(Data items)
• • • • • • •
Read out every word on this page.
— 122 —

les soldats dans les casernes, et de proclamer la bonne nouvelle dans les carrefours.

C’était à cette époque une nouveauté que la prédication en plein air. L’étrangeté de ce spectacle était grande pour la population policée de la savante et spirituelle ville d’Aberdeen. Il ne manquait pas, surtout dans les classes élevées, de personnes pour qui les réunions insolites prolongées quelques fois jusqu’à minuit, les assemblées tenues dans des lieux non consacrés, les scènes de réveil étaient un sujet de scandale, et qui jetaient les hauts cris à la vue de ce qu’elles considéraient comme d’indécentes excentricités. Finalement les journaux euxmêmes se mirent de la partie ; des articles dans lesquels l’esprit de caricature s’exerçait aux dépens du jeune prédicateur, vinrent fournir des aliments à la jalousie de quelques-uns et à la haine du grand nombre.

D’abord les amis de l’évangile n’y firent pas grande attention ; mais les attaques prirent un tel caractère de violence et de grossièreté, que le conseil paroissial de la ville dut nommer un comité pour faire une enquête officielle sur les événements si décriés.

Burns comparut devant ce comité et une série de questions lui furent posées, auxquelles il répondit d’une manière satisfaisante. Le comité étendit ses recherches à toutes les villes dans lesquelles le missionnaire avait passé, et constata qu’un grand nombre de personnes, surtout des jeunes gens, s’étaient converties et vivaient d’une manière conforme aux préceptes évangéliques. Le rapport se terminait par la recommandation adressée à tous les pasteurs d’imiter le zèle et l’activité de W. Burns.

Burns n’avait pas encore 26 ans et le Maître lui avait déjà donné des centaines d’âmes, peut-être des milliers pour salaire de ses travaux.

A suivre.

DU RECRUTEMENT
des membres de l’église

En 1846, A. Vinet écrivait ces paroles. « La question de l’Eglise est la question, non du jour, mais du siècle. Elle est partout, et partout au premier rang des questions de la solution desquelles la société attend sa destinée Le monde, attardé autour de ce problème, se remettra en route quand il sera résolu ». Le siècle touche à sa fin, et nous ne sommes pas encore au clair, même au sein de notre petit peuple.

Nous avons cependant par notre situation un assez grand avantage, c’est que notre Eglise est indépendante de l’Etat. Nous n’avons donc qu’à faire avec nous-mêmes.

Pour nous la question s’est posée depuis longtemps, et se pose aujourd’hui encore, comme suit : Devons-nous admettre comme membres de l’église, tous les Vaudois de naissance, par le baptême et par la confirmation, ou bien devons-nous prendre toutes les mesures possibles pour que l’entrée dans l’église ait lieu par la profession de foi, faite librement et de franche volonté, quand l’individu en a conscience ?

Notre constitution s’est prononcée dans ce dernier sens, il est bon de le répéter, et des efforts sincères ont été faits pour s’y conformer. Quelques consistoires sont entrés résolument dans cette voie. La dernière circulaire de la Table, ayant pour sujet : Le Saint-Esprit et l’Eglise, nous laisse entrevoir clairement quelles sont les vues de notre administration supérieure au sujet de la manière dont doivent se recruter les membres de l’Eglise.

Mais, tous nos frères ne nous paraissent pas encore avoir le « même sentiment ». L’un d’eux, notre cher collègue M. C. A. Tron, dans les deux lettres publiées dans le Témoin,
• • • • • • •
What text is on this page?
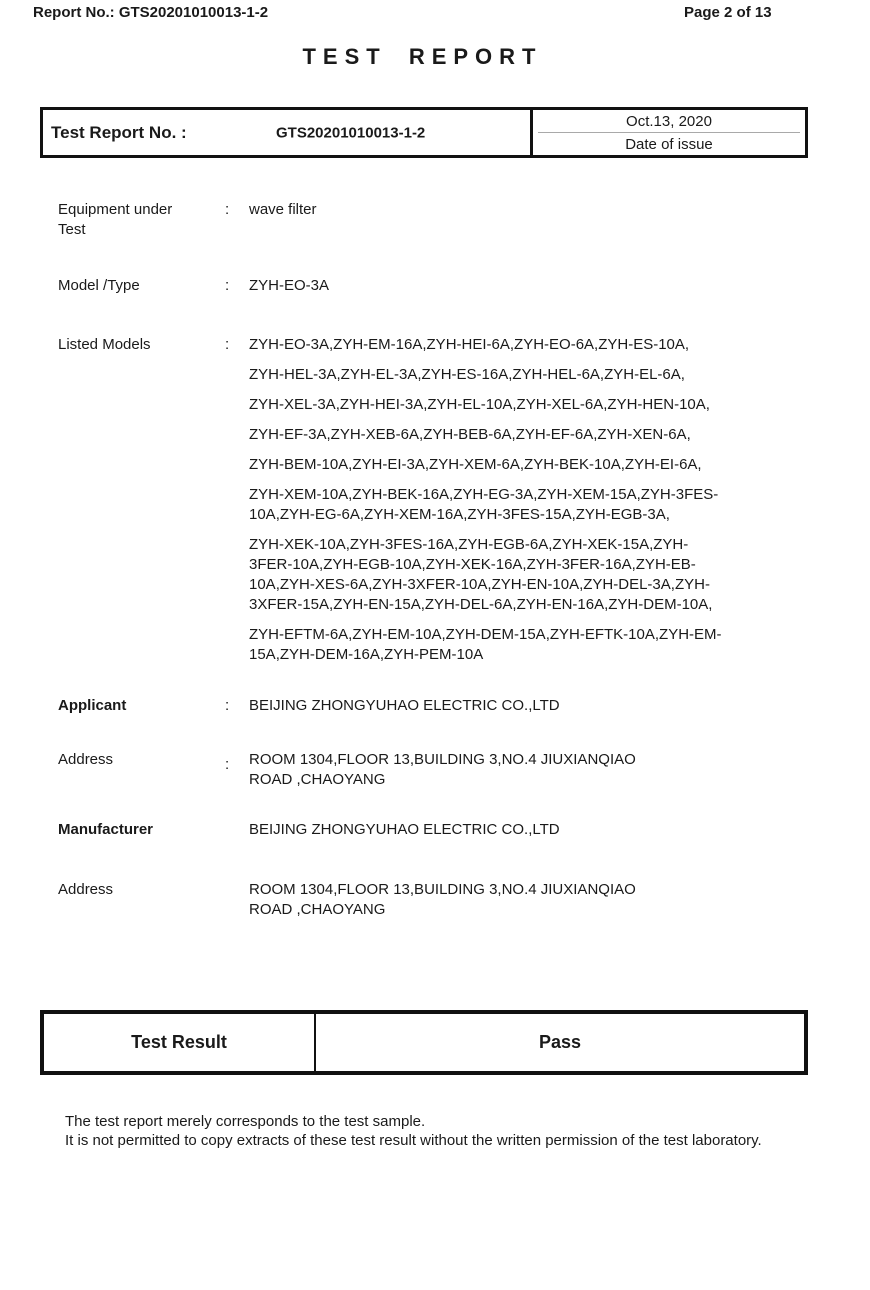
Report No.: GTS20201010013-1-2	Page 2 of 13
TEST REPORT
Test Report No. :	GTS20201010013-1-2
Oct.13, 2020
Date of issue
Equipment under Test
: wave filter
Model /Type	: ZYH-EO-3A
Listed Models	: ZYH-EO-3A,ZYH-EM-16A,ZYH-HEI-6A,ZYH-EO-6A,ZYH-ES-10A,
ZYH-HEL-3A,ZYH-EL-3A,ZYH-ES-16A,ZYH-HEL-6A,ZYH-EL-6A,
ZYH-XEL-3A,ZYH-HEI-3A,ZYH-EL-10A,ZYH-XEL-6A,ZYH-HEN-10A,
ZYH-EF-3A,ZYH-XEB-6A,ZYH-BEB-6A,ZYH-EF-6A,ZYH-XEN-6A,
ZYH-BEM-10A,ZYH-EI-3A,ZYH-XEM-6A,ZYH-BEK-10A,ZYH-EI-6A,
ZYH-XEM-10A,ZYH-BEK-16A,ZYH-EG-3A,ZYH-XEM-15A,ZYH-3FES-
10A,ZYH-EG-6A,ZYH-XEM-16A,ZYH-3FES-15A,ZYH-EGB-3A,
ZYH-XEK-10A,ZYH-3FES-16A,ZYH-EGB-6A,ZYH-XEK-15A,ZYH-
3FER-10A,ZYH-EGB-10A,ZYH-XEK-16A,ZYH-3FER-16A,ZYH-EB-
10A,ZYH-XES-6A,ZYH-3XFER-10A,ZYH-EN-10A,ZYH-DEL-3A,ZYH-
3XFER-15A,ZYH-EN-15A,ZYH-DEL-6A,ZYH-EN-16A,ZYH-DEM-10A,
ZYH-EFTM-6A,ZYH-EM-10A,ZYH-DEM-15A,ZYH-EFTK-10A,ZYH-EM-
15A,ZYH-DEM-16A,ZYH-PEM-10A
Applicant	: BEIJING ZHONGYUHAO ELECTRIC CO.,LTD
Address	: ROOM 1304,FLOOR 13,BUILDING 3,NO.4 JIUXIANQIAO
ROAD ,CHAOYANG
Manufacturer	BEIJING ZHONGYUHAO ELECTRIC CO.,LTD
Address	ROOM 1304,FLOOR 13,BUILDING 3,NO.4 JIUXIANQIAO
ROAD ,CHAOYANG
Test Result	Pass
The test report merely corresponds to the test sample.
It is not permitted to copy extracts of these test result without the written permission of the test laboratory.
• • • • • • •
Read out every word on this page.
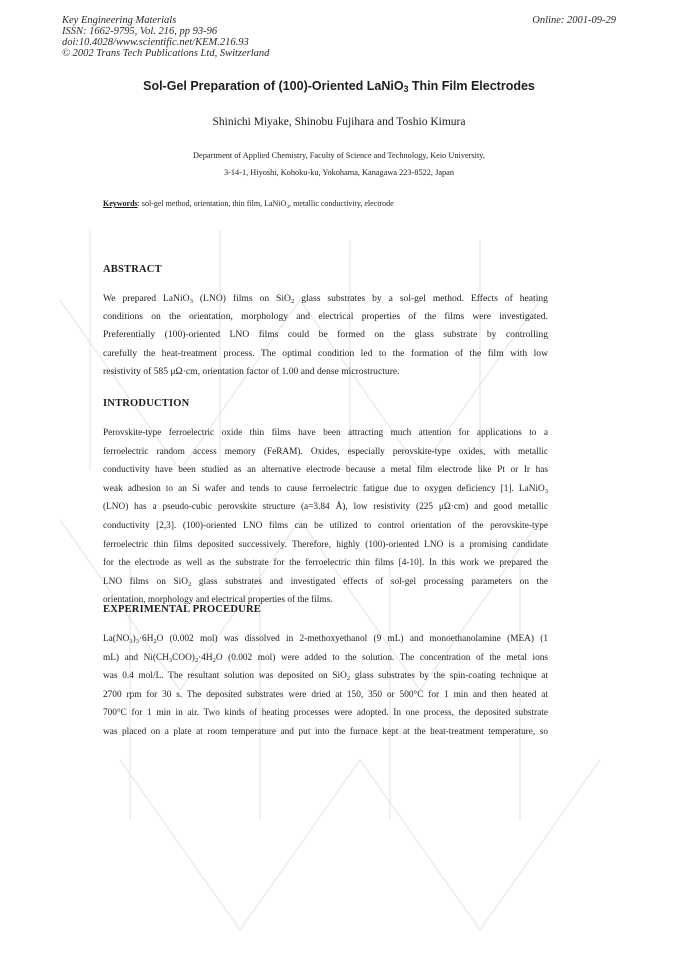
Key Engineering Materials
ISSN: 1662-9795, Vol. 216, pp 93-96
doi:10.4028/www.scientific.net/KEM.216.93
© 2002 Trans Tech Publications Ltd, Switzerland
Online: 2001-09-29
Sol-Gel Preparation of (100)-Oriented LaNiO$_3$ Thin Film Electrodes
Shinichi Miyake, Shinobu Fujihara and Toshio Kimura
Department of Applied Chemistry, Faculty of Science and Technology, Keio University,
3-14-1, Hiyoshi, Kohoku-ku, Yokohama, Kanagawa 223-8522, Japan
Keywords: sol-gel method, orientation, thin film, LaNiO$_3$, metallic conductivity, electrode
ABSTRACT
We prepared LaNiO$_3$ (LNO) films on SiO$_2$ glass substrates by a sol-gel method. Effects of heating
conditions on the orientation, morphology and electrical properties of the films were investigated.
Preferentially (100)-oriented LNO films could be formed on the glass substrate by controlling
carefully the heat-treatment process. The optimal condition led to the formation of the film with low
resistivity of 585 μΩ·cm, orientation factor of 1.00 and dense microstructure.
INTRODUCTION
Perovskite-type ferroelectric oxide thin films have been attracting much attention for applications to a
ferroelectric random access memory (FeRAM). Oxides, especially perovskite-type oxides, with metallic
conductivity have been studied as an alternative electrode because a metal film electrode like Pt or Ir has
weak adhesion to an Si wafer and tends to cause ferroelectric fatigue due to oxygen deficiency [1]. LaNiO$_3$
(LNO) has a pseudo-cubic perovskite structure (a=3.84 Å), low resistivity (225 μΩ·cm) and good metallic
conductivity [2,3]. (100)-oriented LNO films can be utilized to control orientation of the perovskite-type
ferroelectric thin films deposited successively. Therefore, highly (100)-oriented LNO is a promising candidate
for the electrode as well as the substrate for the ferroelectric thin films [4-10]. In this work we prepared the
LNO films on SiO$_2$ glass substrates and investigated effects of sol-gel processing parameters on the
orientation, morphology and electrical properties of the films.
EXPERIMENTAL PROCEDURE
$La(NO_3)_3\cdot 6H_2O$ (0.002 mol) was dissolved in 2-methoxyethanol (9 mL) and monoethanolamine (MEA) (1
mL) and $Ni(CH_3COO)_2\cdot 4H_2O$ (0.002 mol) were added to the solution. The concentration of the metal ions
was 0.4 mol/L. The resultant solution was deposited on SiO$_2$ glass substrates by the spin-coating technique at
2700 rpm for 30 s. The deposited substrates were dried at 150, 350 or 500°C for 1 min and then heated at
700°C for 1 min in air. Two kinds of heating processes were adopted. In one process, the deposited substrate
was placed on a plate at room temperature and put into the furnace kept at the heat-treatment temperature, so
• • • • • • •
__TASK DIRECTIONS__.
From the listing above, collect every line that mentions the word "FLOOR".

__SOLUTION BELOW__.
Address	: ROOM 1304,FLOOR 13,BUILDING 3,NO.4 JIUXIANQIAO
Address	ROOM 1304,FLOOR 13,BUILDING 3,NO.4 JIUXIANQIAO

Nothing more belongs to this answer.